**WORK TO BE COMPLETED**. Extract, from the records beneath this instruction, each line that contains the word "name".

------ SUPPLIED DATA ------

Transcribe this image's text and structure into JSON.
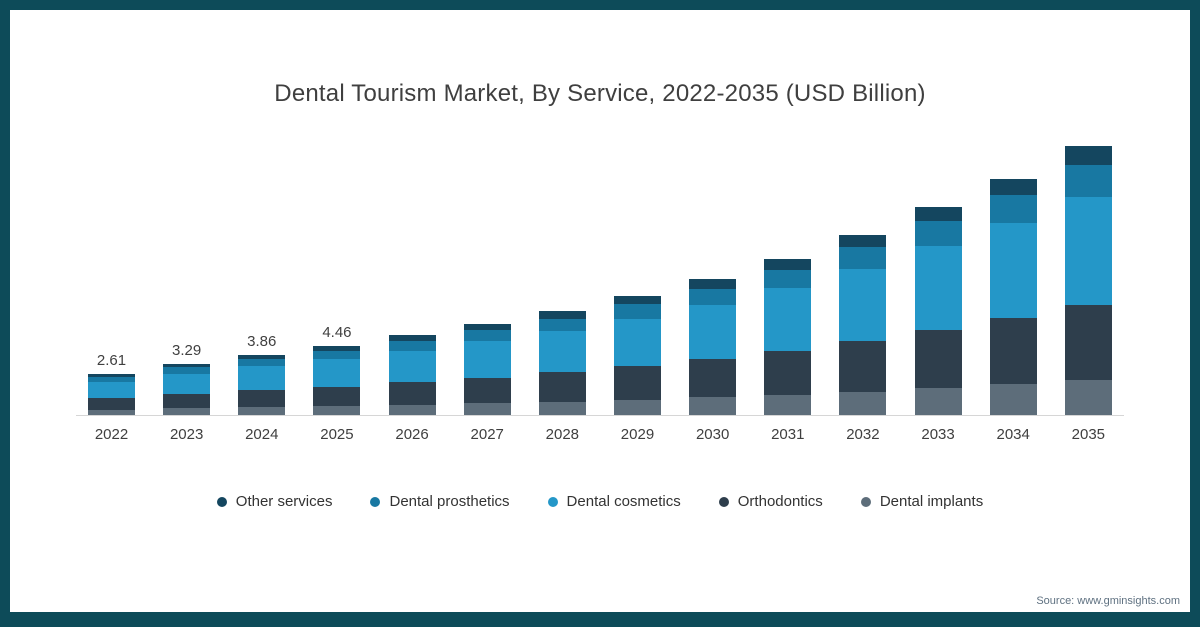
{
  "frame": {
    "border_color": "#0d4b59",
    "background": "#ffffff"
  },
  "title": "Dental Tourism Market, By Service, 2022-2035 (USD Billion)",
  "source": "Source: www.gminsights.com",
  "chart_data": {
    "type": "bar",
    "stacked": true,
    "title": "Dental Tourism Market, By Service, 2022-2035 (USD Billion)",
    "xlabel": "",
    "ylabel": "USD Billion",
    "ylim": [
      0,
      18
    ],
    "grid": false,
    "legend_position": "bottom",
    "categories": [
      "2022",
      "2023",
      "2024",
      "2025",
      "2026",
      "2027",
      "2028",
      "2029",
      "2030",
      "2031",
      "2032",
      "2033",
      "2034",
      "2035"
    ],
    "totals": [
      2.61,
      3.29,
      3.86,
      4.46,
      5.12,
      5.84,
      6.68,
      7.65,
      8.74,
      10.05,
      11.6,
      13.4,
      15.2,
      17.3
    ],
    "value_labels": [
      "2.61",
      "3.29",
      "3.86",
      "4.46",
      "",
      "",
      "",
      "",
      "",
      "",
      "",
      "",
      "",
      ""
    ],
    "series": [
      {
        "name": "Other services",
        "color": "#14465f",
        "values": [
          0.19,
          0.23,
          0.28,
          0.31,
          0.36,
          0.4,
          0.47,
          0.54,
          0.6,
          0.7,
          0.81,
          0.94,
          1.06,
          1.21
        ]
      },
      {
        "name": "Dental prosthetics",
        "color": "#1878a2",
        "values": [
          0.31,
          0.39,
          0.46,
          0.54,
          0.61,
          0.7,
          0.8,
          0.92,
          1.05,
          1.21,
          1.39,
          1.61,
          1.82,
          2.08
        ]
      },
      {
        "name": "Dental cosmetics",
        "color": "#2497c8",
        "values": [
          1.04,
          1.32,
          1.54,
          1.78,
          2.05,
          2.34,
          2.67,
          3.06,
          3.5,
          4.02,
          4.64,
          5.36,
          6.08,
          6.92
        ]
      },
      {
        "name": "Orthodontics",
        "color": "#2e3e4c",
        "values": [
          0.73,
          0.92,
          1.08,
          1.25,
          1.43,
          1.64,
          1.87,
          2.14,
          2.45,
          2.81,
          3.25,
          3.75,
          4.26,
          4.84
        ]
      },
      {
        "name": "Dental implants",
        "color": "#5d6d7a",
        "values": [
          0.34,
          0.43,
          0.5,
          0.58,
          0.67,
          0.76,
          0.87,
          0.99,
          1.14,
          1.31,
          1.51,
          1.74,
          1.98,
          2.25
        ]
      }
    ]
  }
}
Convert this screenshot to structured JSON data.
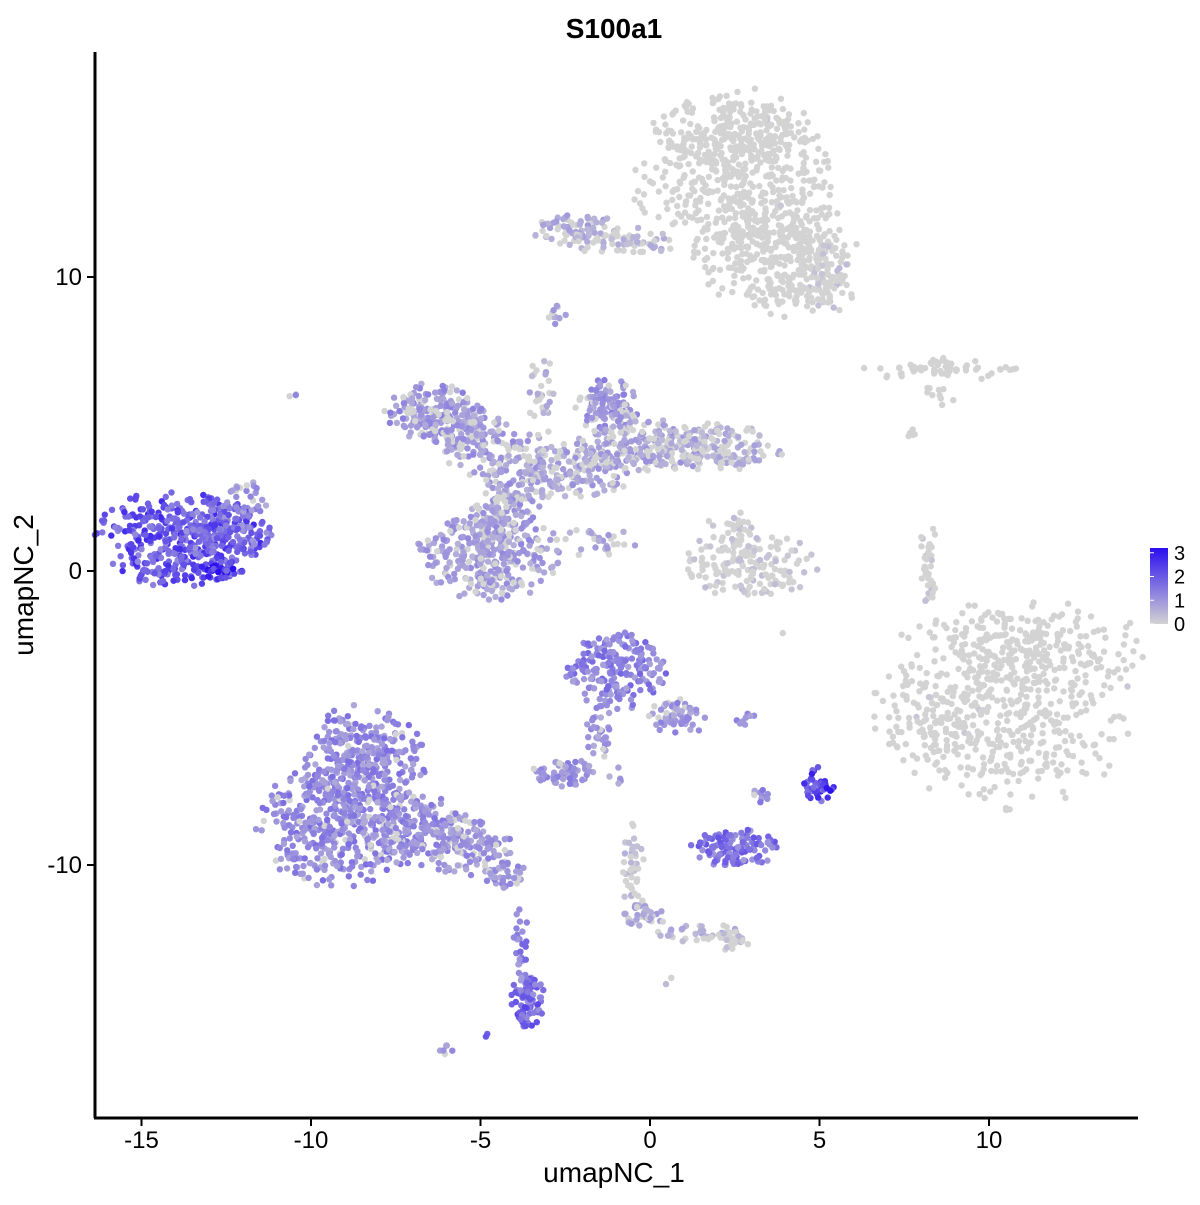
{
  "chart_data": {
    "type": "scatter",
    "title": "S100a1",
    "xlabel": "umapNC_1",
    "ylabel": "umapNC_2",
    "xlim": [
      -16.5,
      14.5
    ],
    "ylim": [
      -18.5,
      17.5
    ],
    "x_ticks": [
      -15,
      -10,
      -5,
      0,
      5,
      10
    ],
    "x_tick_labels": [
      "-15",
      "-10",
      "-5",
      "0",
      "5",
      "10"
    ],
    "y_ticks": [
      -10,
      0,
      10
    ],
    "y_tick_labels": [
      "-10",
      "0",
      "10"
    ],
    "grid": false,
    "legend_position": "right",
    "color_scale": {
      "low": "#d3d3d3",
      "high": "#2b0ff0",
      "min": 0,
      "max": 3.2,
      "labels": [
        "3",
        "2",
        "1",
        "0"
      ],
      "values": [
        3,
        2,
        1,
        0
      ]
    },
    "clusters": [
      {
        "cx": 2.4,
        "cy": 15.0,
        "rx": 1.4,
        "ry": 0.9,
        "n": 220,
        "expr": 0.05
      },
      {
        "cx": 2.6,
        "cy": 13.0,
        "rx": 1.9,
        "ry": 1.6,
        "n": 400,
        "expr": 0.05
      },
      {
        "cx": 3.2,
        "cy": 11.0,
        "rx": 1.2,
        "ry": 1.2,
        "n": 180,
        "expr": 0.05
      },
      {
        "cx": 4.5,
        "cy": 11.0,
        "rx": 1.0,
        "ry": 0.6,
        "n": 90,
        "expr": 0.1
      },
      {
        "cx": 5.2,
        "cy": 10.0,
        "rx": 0.5,
        "ry": 0.7,
        "n": 60,
        "expr": 0.3
      },
      {
        "cx": 4.3,
        "cy": 9.4,
        "rx": 1.0,
        "ry": 0.5,
        "n": 70,
        "expr": 0.1
      },
      {
        "cx": -2.2,
        "cy": 11.6,
        "rx": 0.8,
        "ry": 0.35,
        "n": 70,
        "expr": 0.7
      },
      {
        "cx": -0.8,
        "cy": 11.2,
        "rx": 1.0,
        "ry": 0.3,
        "n": 60,
        "expr": 0.5
      },
      {
        "cx": -2.8,
        "cy": 8.8,
        "rx": 0.2,
        "ry": 0.25,
        "n": 10,
        "expr": 0.8
      },
      {
        "cx": 8.5,
        "cy": 6.9,
        "rx": 1.6,
        "ry": 0.25,
        "n": 60,
        "expr": 0.1
      },
      {
        "cx": 8.5,
        "cy": 6.0,
        "rx": 0.3,
        "ry": 0.3,
        "n": 10,
        "expr": 0.1
      },
      {
        "cx": 7.7,
        "cy": 4.7,
        "rx": 0.15,
        "ry": 0.2,
        "n": 5,
        "expr": 0.1
      },
      {
        "cx": -6.5,
        "cy": 5.4,
        "rx": 0.8,
        "ry": 0.6,
        "n": 160,
        "expr": 1.0
      },
      {
        "cx": -5.6,
        "cy": 4.8,
        "rx": 0.8,
        "ry": 0.6,
        "n": 110,
        "expr": 0.9
      },
      {
        "cx": -4.5,
        "cy": 4.0,
        "rx": 0.9,
        "ry": 0.6,
        "n": 100,
        "expr": 0.9
      },
      {
        "cx": -1.2,
        "cy": 5.6,
        "rx": 0.6,
        "ry": 0.6,
        "n": 120,
        "expr": 1.0
      },
      {
        "cx": -0.2,
        "cy": 4.2,
        "rx": 1.2,
        "ry": 0.6,
        "n": 180,
        "expr": 0.8
      },
      {
        "cx": 1.8,
        "cy": 4.2,
        "rx": 1.3,
        "ry": 0.5,
        "n": 170,
        "expr": 0.6
      },
      {
        "cx": -2.0,
        "cy": 3.5,
        "rx": 1.0,
        "ry": 0.6,
        "n": 120,
        "expr": 0.8
      },
      {
        "cx": -3.6,
        "cy": 3.0,
        "rx": 0.8,
        "ry": 0.5,
        "n": 80,
        "expr": 0.8
      },
      {
        "cx": -3.2,
        "cy": 5.5,
        "rx": 0.25,
        "ry": 1.2,
        "n": 40,
        "expr": 0.6
      },
      {
        "cx": -4.7,
        "cy": 0.6,
        "rx": 1.3,
        "ry": 1.0,
        "n": 330,
        "expr": 0.9
      },
      {
        "cx": -4.3,
        "cy": 2.0,
        "rx": 0.6,
        "ry": 0.6,
        "n": 80,
        "expr": 0.9
      },
      {
        "cx": -1.6,
        "cy": 1.0,
        "rx": 0.8,
        "ry": 0.3,
        "n": 30,
        "expr": 0.7
      },
      {
        "cx": 3.0,
        "cy": 0.2,
        "rx": 1.2,
        "ry": 0.7,
        "n": 140,
        "expr": 0.3
      },
      {
        "cx": 2.4,
        "cy": 1.2,
        "rx": 0.6,
        "ry": 0.5,
        "n": 40,
        "expr": 0.3
      },
      {
        "cx": 8.2,
        "cy": 0.3,
        "rx": 0.15,
        "ry": 1.0,
        "n": 35,
        "expr": 0.3
      },
      {
        "cx": -13.9,
        "cy": 1.1,
        "rx": 1.5,
        "ry": 1.0,
        "n": 420,
        "expr": 2.0
      },
      {
        "cx": -12.5,
        "cy": 1.4,
        "rx": 0.9,
        "ry": 0.7,
        "n": 100,
        "expr": 1.6
      },
      {
        "cx": -12.7,
        "cy": 0.0,
        "rx": 0.4,
        "ry": 0.2,
        "n": 30,
        "expr": 2.8
      },
      {
        "cx": -11.9,
        "cy": 2.4,
        "rx": 0.4,
        "ry": 0.4,
        "n": 25,
        "expr": 1.0
      },
      {
        "cx": -10.6,
        "cy": 6.0,
        "rx": 0.1,
        "ry": 0.1,
        "n": 3,
        "expr": 1.0
      },
      {
        "cx": 11.0,
        "cy": -2.5,
        "rx": 2.2,
        "ry": 0.9,
        "n": 200,
        "expr": 0.1
      },
      {
        "cx": 10.4,
        "cy": -4.8,
        "rx": 2.3,
        "ry": 2.0,
        "n": 460,
        "expr": 0.15
      },
      {
        "cx": 9.0,
        "cy": -5.2,
        "rx": 0.7,
        "ry": 0.7,
        "n": 40,
        "expr": 0.1
      },
      {
        "cx": -1.0,
        "cy": -3.4,
        "rx": 0.9,
        "ry": 0.8,
        "n": 200,
        "expr": 1.3
      },
      {
        "cx": 0.8,
        "cy": -5.0,
        "rx": 0.5,
        "ry": 0.4,
        "n": 60,
        "expr": 1.0
      },
      {
        "cx": -1.5,
        "cy": -5.5,
        "rx": 0.25,
        "ry": 0.6,
        "n": 30,
        "expr": 1.0
      },
      {
        "cx": -2.5,
        "cy": -6.9,
        "rx": 0.6,
        "ry": 0.3,
        "n": 60,
        "expr": 1.1
      },
      {
        "cx": -1.0,
        "cy": -7.0,
        "rx": 0.15,
        "ry": 0.2,
        "n": 6,
        "expr": 0.8
      },
      {
        "cx": 2.7,
        "cy": -5.0,
        "rx": 0.3,
        "ry": 0.15,
        "n": 10,
        "expr": 1.0
      },
      {
        "cx": 5.0,
        "cy": -7.3,
        "rx": 0.3,
        "ry": 0.4,
        "n": 40,
        "expr": 2.3
      },
      {
        "cx": 2.5,
        "cy": -9.4,
        "rx": 0.8,
        "ry": 0.4,
        "n": 110,
        "expr": 1.5
      },
      {
        "cx": 3.2,
        "cy": -7.6,
        "rx": 0.2,
        "ry": 0.3,
        "n": 10,
        "expr": 1.2
      },
      {
        "cx": -8.4,
        "cy": -6.5,
        "rx": 1.1,
        "ry": 1.2,
        "n": 300,
        "expr": 1.2
      },
      {
        "cx": -9.2,
        "cy": -8.6,
        "rx": 1.5,
        "ry": 1.3,
        "n": 400,
        "expr": 1.2
      },
      {
        "cx": -7.0,
        "cy": -8.8,
        "rx": 1.0,
        "ry": 0.8,
        "n": 180,
        "expr": 1.1
      },
      {
        "cx": -5.5,
        "cy": -9.4,
        "rx": 0.9,
        "ry": 0.6,
        "n": 130,
        "expr": 1.0
      },
      {
        "cx": -4.3,
        "cy": -10.3,
        "rx": 0.4,
        "ry": 0.3,
        "n": 40,
        "expr": 1.0
      },
      {
        "cx": -3.6,
        "cy": -14.6,
        "rx": 0.3,
        "ry": 0.6,
        "n": 90,
        "expr": 1.7
      },
      {
        "cx": -3.8,
        "cy": -12.5,
        "rx": 0.15,
        "ry": 0.9,
        "n": 25,
        "expr": 1.3
      },
      {
        "cx": -6.0,
        "cy": -16.3,
        "rx": 0.15,
        "ry": 0.1,
        "n": 6,
        "expr": 1.0
      },
      {
        "cx": -4.8,
        "cy": -15.8,
        "rx": 0.05,
        "ry": 0.05,
        "n": 2,
        "expr": 1.5
      },
      {
        "cx": -0.5,
        "cy": -10.2,
        "rx": 0.2,
        "ry": 1.0,
        "n": 40,
        "expr": 0.4
      },
      {
        "cx": -0.1,
        "cy": -11.7,
        "rx": 0.4,
        "ry": 0.3,
        "n": 40,
        "expr": 0.8
      },
      {
        "cx": 1.4,
        "cy": -12.3,
        "rx": 0.8,
        "ry": 0.2,
        "n": 35,
        "expr": 0.6
      },
      {
        "cx": 2.4,
        "cy": -12.6,
        "rx": 0.4,
        "ry": 0.2,
        "n": 25,
        "expr": 0.4
      },
      {
        "cx": 0.6,
        "cy": -14.0,
        "rx": 0.1,
        "ry": 0.1,
        "n": 3,
        "expr": 0.5
      },
      {
        "cx": 4.0,
        "cy": -2.1,
        "rx": 0.05,
        "ry": 0.05,
        "n": 1,
        "expr": 0.0
      }
    ]
  }
}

------

**OUTPUT FOR THIS TASK**.
        "name": "Other services",
        "name": "Dental prosthetics",
        "name": "Dental cosmetics",
        "name": "Orthodontics",
        "name": "Dental implants",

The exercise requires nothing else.